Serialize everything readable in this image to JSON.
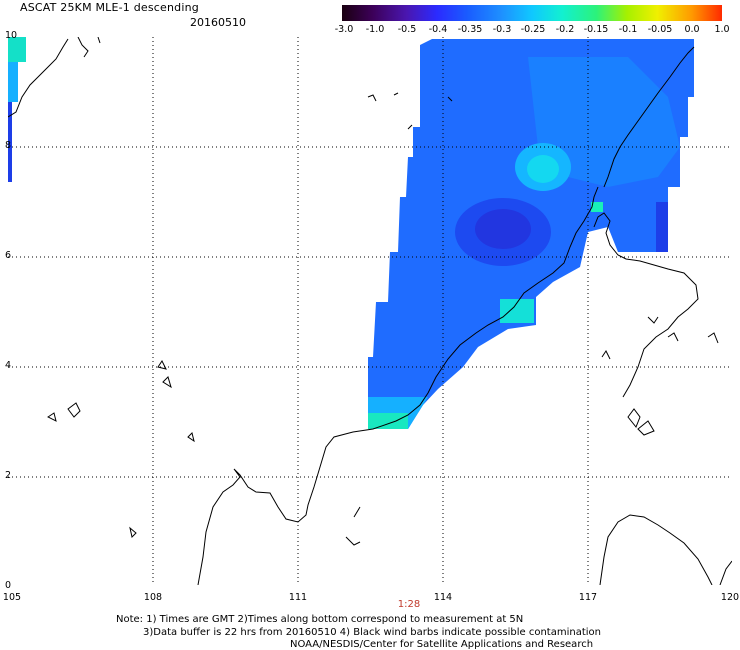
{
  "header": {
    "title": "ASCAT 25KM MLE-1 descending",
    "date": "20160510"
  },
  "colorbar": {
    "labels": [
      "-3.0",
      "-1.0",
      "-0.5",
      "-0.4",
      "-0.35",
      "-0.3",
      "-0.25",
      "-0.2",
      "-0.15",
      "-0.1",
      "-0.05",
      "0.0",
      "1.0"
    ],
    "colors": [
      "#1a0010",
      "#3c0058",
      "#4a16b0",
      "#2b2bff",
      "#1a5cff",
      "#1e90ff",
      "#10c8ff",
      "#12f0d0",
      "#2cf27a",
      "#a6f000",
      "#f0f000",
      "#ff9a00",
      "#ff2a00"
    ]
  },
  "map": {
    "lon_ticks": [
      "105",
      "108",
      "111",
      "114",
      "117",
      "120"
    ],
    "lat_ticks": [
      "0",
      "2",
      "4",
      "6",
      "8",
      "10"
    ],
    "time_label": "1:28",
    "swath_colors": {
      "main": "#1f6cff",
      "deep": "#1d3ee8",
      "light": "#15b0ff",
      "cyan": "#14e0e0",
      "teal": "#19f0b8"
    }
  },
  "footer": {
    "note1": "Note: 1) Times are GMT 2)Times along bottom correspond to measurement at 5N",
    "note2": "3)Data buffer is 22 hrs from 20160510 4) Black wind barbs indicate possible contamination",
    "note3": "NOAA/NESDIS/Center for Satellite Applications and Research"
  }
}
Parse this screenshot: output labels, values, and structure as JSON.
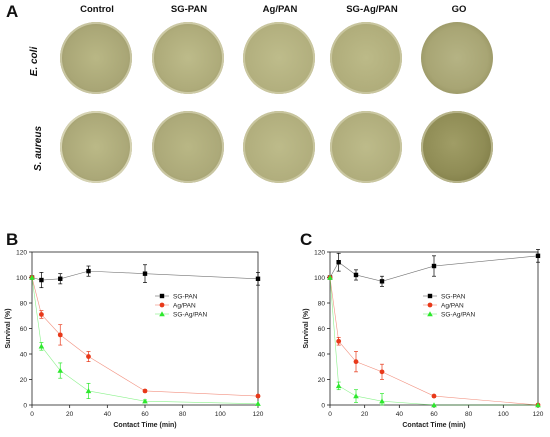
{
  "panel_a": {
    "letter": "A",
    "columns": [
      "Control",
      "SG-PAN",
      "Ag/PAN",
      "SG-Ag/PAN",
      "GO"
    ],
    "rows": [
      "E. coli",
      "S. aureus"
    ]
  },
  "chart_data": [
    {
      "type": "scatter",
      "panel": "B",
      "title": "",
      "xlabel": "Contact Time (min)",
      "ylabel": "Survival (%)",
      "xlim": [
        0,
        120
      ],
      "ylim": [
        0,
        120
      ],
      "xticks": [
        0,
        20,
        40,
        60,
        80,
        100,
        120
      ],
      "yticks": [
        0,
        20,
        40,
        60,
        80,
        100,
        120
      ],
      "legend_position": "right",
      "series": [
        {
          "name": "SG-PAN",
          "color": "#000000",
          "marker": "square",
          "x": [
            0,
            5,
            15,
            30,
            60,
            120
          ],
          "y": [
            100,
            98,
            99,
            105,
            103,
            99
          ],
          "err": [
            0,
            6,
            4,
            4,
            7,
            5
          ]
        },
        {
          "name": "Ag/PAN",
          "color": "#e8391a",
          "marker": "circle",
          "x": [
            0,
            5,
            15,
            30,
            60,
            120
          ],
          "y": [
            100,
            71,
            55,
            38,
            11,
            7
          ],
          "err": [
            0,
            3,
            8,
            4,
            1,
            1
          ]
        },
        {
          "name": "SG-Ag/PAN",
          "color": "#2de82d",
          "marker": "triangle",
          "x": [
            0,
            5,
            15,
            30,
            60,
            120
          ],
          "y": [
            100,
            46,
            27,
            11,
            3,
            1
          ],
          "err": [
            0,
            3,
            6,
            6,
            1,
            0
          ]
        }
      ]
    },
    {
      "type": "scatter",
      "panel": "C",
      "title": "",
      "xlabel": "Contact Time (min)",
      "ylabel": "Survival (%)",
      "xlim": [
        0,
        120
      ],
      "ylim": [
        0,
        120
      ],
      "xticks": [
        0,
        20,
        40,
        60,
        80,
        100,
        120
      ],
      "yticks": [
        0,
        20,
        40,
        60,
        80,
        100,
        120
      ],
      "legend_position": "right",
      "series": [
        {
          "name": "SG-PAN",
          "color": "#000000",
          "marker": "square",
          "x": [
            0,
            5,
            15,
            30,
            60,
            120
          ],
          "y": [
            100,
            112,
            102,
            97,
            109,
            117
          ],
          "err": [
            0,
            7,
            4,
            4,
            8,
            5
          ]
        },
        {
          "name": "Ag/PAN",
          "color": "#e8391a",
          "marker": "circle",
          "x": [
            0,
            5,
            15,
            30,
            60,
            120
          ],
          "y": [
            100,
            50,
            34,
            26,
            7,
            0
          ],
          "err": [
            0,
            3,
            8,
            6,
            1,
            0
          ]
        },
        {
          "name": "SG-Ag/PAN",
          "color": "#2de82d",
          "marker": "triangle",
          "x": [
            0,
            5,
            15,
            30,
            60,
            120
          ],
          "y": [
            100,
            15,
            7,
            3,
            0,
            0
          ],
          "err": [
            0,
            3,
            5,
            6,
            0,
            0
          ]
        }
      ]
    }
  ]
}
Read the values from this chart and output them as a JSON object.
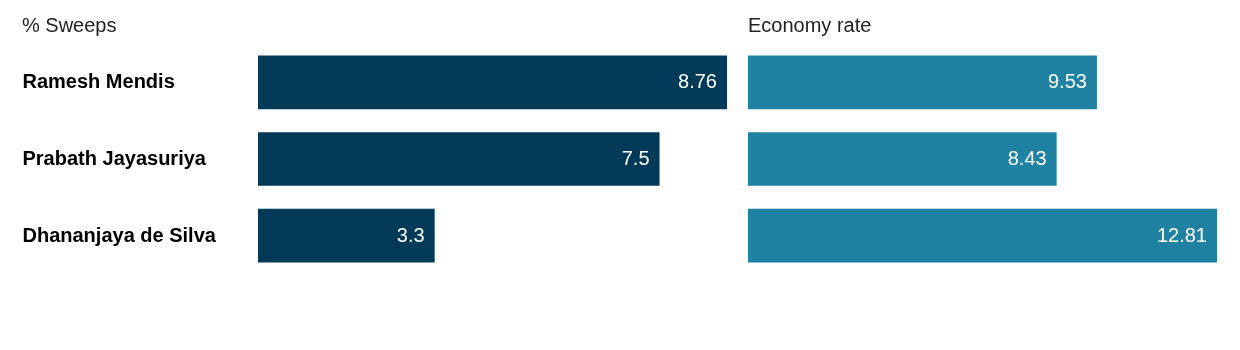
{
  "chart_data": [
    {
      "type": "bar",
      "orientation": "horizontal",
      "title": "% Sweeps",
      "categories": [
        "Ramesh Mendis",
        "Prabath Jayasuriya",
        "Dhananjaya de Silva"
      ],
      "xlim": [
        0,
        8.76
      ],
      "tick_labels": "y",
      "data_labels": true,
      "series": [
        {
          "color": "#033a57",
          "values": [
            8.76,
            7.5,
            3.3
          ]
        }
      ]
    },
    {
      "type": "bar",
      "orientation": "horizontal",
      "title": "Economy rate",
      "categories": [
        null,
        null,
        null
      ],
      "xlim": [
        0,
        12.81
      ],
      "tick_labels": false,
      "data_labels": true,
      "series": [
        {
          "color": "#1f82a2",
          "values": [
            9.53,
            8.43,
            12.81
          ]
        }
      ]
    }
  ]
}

◆ ◆ ◆ ◆

*Set task*
Reproduce the listing exactly. Leave its pictures out.

*Solution*
Serialize everything readable in this image to JSON.
{
  "header": {
    "title": "ASCAT 25KM MLE-1 descending",
    "date": "20160510"
  },
  "colorbar": {
    "labels": [
      "-3.0",
      "-1.0",
      "-0.5",
      "-0.4",
      "-0.35",
      "-0.3",
      "-0.25",
      "-0.2",
      "-0.15",
      "-0.1",
      "-0.05",
      "0.0",
      "1.0"
    ],
    "colors": [
      "#1a0010",
      "#3c0058",
      "#4a16b0",
      "#2b2bff",
      "#1a5cff",
      "#1e90ff",
      "#10c8ff",
      "#12f0d0",
      "#2cf27a",
      "#a6f000",
      "#f0f000",
      "#ff9a00",
      "#ff2a00"
    ]
  },
  "map": {
    "lon_ticks": [
      "105",
      "108",
      "111",
      "114",
      "117",
      "120"
    ],
    "lat_ticks": [
      "0",
      "2",
      "4",
      "6",
      "8",
      "10"
    ],
    "time_label": "1:28",
    "swath_colors": {
      "main": "#1f6cff",
      "deep": "#1d3ee8",
      "light": "#15b0ff",
      "cyan": "#14e0e0",
      "teal": "#19f0b8"
    }
  },
  "footer": {
    "note1": "Note: 1) Times are GMT 2)Times along bottom correspond to measurement at 5N",
    "note2": "3)Data buffer is 22 hrs from 20160510 4) Black wind barbs indicate possible contamination",
    "note3": "NOAA/NESDIS/Center for Satellite Applications and Research"
  }
}
Parse this screenshot: output labels, values, and structure as JSON.
{
  "panel_a": {
    "letter": "A",
    "columns": [
      "Control",
      "SG-PAN",
      "Ag/PAN",
      "SG-Ag/PAN",
      "GO"
    ],
    "rows": [
      "E. coli",
      "S. aureus"
    ]
  },
  "chart_data": [
    {
      "type": "scatter",
      "panel": "B",
      "title": "",
      "xlabel": "Contact Time (min)",
      "ylabel": "Survival (%)",
      "xlim": [
        0,
        120
      ],
      "ylim": [
        0,
        120
      ],
      "xticks": [
        0,
        20,
        40,
        60,
        80,
        100,
        120
      ],
      "yticks": [
        0,
        20,
        40,
        60,
        80,
        100,
        120
      ],
      "legend_position": "right",
      "series": [
        {
          "name": "SG-PAN",
          "color": "#000000",
          "marker": "square",
          "x": [
            0,
            5,
            15,
            30,
            60,
            120
          ],
          "y": [
            100,
            98,
            99,
            105,
            103,
            99
          ],
          "err": [
            0,
            6,
            4,
            4,
            7,
            5
          ]
        },
        {
          "name": "Ag/PAN",
          "color": "#e8391a",
          "marker": "circle",
          "x": [
            0,
            5,
            15,
            30,
            60,
            120
          ],
          "y": [
            100,
            71,
            55,
            38,
            11,
            7
          ],
          "err": [
            0,
            3,
            8,
            4,
            1,
            1
          ]
        },
        {
          "name": "SG-Ag/PAN",
          "color": "#2de82d",
          "marker": "triangle",
          "x": [
            0,
            5,
            15,
            30,
            60,
            120
          ],
          "y": [
            100,
            46,
            27,
            11,
            3,
            1
          ],
          "err": [
            0,
            3,
            6,
            6,
            1,
            0
          ]
        }
      ]
    },
    {
      "type": "scatter",
      "panel": "C",
      "title": "",
      "xlabel": "Contact Time (min)",
      "ylabel": "Survival (%)",
      "xlim": [
        0,
        120
      ],
      "ylim": [
        0,
        120
      ],
      "xticks": [
        0,
        20,
        40,
        60,
        80,
        100,
        120
      ],
      "yticks": [
        0,
        20,
        40,
        60,
        80,
        100,
        120
      ],
      "legend_position": "right",
      "series": [
        {
          "name": "SG-PAN",
          "color": "#000000",
          "marker": "square",
          "x": [
            0,
            5,
            15,
            30,
            60,
            120
          ],
          "y": [
            100,
            112,
            102,
            97,
            109,
            117
          ],
          "err": [
            0,
            7,
            4,
            4,
            8,
            5
          ]
        },
        {
          "name": "Ag/PAN",
          "color": "#e8391a",
          "marker": "circle",
          "x": [
            0,
            5,
            15,
            30,
            60,
            120
          ],
          "y": [
            100,
            50,
            34,
            26,
            7,
            0
          ],
          "err": [
            0,
            3,
            8,
            6,
            1,
            0
          ]
        },
        {
          "name": "SG-Ag/PAN",
          "color": "#2de82d",
          "marker": "triangle",
          "x": [
            0,
            5,
            15,
            30,
            60,
            120
          ],
          "y": [
            100,
            15,
            7,
            3,
            0,
            0
          ],
          "err": [
            0,
            3,
            5,
            6,
            0,
            0
          ]
        }
      ]
    }
  ]
}
Read the values from this chart and output them as a JSON object.
{
  "chart_data": [
    {
      "type": "bar",
      "orientation": "horizontal",
      "title": "% Sweeps",
      "categories": [
        "Ramesh Mendis",
        "Prabath Jayasuriya",
        "Dhananjaya de Silva"
      ],
      "xlim": [
        0,
        8.76
      ],
      "tick_labels": "y",
      "data_labels": true,
      "series": [
        {
          "color": "#033a57",
          "values": [
            8.76,
            7.5,
            3.3
          ]
        }
      ]
    },
    {
      "type": "bar",
      "orientation": "horizontal",
      "title": "Economy rate",
      "categories": [
        null,
        null,
        null
      ],
      "xlim": [
        0,
        12.81
      ],
      "tick_labels": false,
      "data_labels": true,
      "series": [
        {
          "color": "#1f82a2",
          "values": [
            9.53,
            8.43,
            12.81
          ]
        }
      ]
    }
  ]
}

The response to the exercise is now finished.